## STATED EXERCISE
Write the listing out again, all of it, word for word.

--- Start of INPUT ---

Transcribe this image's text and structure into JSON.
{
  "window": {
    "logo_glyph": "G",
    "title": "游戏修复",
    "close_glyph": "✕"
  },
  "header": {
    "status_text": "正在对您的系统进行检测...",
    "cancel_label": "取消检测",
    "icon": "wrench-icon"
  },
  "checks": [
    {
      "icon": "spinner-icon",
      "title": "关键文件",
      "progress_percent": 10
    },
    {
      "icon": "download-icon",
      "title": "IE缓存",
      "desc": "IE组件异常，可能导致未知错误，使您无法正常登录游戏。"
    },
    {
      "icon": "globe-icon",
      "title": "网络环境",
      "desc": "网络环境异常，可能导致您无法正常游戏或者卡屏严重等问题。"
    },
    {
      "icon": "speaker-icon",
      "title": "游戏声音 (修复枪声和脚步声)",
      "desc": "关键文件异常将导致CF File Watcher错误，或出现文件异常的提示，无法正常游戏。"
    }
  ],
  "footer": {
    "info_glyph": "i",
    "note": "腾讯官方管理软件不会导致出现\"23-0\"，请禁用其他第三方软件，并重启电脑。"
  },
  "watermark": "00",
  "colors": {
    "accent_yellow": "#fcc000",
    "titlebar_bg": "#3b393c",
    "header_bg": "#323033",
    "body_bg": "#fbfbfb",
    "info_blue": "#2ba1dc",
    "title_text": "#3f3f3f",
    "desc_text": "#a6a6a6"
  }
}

--- End of INPUT ---

## SOLUTION FOR THIS TASK
Transcribe this image's text and structure into JSON.
{
  "window": {
    "logo_glyph": "G",
    "title": "游戏修复",
    "close_glyph": "✕"
  },
  "header": {
    "status_text": "正在对您的系统进行检测...",
    "cancel_label": "取消检测",
    "icon": "wrench-icon"
  },
  "checks": [
    {
      "icon": "spinner-icon",
      "title": "关键文件",
      "progress_percent": 10
    },
    {
      "icon": "download-icon",
      "title": "IE缓存",
      "desc": "IE组件异常，可能导致未知错误，使您无法正常登录游戏。"
    },
    {
      "icon": "globe-icon",
      "title": "网络环境",
      "desc": "网络环境异常，可能导致您无法正常游戏或者卡屏严重等问题。"
    },
    {
      "icon": "speaker-icon",
      "title": "游戏声音 (修复枪声和脚步声)",
      "desc": "关键文件异常将导致CF File Watcher错误，或出现文件异常的提示，无法正常游戏。"
    }
  ],
  "footer": {
    "info_glyph": "i",
    "note": "腾讯官方管理软件不会导致出现\"23-0\"，请禁用其他第三方软件，并重启电脑。"
  },
  "watermark": "00",
  "colors": {
    "accent_yellow": "#fcc000",
    "titlebar_bg": "#3b393c",
    "header_bg": "#323033",
    "body_bg": "#fbfbfb",
    "info_blue": "#2ba1dc",
    "title_text": "#3f3f3f",
    "desc_text": "#a6a6a6"
  }
}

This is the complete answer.